*RECORDS FOR THE EXERCISE*
****************************************
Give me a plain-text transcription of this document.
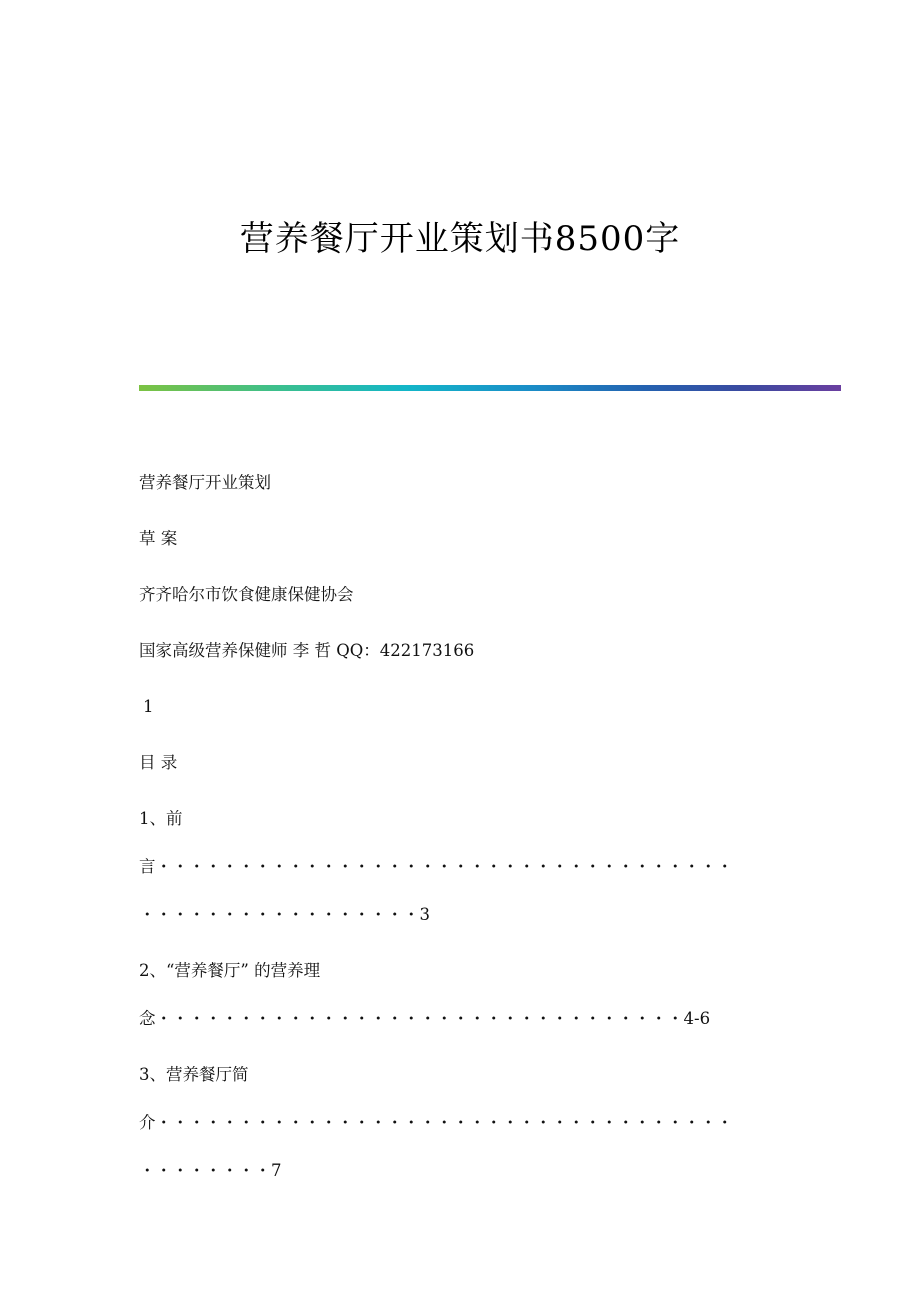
营养餐厅开业策划书8500字

营养餐厅开业策划

草 案

齐齐哈尔市饮食健康保健协会

国家高级营养保健师 李 哲 QQ：422173166

1

目 录

1、前

言・・・・・・・・・・・・・・・・・・・・・・・・・・・・・・・・・・・

・・・・・・・・・・・・・・・・・3

2、“营养餐厅” 的营养理

念・・・・・・・・・・・・・・・・・・・・・・・・・・・・・・・・4-6

3、营养餐厅简

介・・・・・・・・・・・・・・・・・・・・・・・・・・・・・・・・・・・

・・・・・・・・7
****************************************
*GOAL*
Leave the pictures out and write out every entry exactly as given.

*COMPLETED TASK*
Give me a plain-text transcription of this document.
营养餐厅开业策划书8500字

营养餐厅开业策划

草 案

齐齐哈尔市饮食健康保健协会

国家高级营养保健师 李 哲 QQ：422173166

1

目 录

1、前

言・・・・・・・・・・・・・・・・・・・・・・・・・・・・・・・・・・・

・・・・・・・・・・・・・・・・・3

2、“营养餐厅” 的营养理

念・・・・・・・・・・・・・・・・・・・・・・・・・・・・・・・・4-6

3、营养餐厅简

介・・・・・・・・・・・・・・・・・・・・・・・・・・・・・・・・・・・

・・・・・・・・7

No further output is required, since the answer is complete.